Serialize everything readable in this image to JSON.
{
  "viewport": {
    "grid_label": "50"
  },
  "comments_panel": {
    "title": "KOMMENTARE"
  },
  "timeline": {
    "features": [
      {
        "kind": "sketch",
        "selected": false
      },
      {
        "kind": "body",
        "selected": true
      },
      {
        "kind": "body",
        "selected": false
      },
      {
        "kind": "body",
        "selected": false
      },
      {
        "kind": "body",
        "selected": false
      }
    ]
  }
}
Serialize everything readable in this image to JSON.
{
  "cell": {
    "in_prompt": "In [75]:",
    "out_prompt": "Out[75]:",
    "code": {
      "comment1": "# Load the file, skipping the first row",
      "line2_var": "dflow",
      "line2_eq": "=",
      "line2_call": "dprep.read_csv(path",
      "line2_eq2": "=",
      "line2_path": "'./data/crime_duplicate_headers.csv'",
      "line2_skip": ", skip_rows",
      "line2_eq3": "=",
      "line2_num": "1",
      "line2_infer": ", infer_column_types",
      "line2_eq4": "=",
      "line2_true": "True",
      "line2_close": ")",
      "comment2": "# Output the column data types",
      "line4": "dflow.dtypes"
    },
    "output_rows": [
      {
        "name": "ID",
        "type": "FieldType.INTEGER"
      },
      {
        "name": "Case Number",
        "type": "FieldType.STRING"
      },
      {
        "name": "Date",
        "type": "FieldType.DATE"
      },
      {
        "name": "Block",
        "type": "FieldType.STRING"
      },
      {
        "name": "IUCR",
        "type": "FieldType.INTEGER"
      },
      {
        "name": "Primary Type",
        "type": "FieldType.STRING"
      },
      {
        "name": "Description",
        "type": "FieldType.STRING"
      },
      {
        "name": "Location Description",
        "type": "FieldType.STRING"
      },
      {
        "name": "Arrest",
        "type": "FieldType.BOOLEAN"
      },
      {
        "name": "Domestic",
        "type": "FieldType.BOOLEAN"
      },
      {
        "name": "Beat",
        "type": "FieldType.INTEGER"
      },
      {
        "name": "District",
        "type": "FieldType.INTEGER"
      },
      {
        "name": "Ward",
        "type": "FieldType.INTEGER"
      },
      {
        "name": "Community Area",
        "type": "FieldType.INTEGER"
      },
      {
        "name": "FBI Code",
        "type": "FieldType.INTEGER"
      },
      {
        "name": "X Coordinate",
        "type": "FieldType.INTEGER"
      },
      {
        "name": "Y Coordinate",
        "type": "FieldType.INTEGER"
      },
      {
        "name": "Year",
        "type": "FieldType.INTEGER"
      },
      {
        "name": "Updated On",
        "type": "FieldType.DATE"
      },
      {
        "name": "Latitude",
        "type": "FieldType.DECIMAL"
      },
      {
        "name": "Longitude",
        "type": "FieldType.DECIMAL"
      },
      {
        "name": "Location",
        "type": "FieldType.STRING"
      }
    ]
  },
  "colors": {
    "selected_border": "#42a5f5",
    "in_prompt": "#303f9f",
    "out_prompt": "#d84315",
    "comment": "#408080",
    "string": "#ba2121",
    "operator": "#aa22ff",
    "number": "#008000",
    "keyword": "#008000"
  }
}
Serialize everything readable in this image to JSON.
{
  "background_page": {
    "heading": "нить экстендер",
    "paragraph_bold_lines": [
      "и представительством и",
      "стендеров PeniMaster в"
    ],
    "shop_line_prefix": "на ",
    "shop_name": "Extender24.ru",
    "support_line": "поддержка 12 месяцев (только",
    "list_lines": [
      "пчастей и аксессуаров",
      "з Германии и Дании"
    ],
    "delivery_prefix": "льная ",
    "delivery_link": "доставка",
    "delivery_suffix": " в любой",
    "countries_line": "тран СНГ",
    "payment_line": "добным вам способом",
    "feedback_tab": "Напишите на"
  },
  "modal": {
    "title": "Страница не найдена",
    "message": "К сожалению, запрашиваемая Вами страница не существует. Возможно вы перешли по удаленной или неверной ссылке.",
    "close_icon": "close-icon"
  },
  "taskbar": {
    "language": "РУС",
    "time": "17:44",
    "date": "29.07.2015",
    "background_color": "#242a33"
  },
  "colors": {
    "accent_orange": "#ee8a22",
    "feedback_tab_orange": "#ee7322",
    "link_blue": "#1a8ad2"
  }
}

> [Given instruction]:
Go through the preceding material and copy each line that has the word "data".

> [Result]:
      "line2_path": "'./data/crime_duplicate_headers.csv'",
      "comment2": "# Output the column data types",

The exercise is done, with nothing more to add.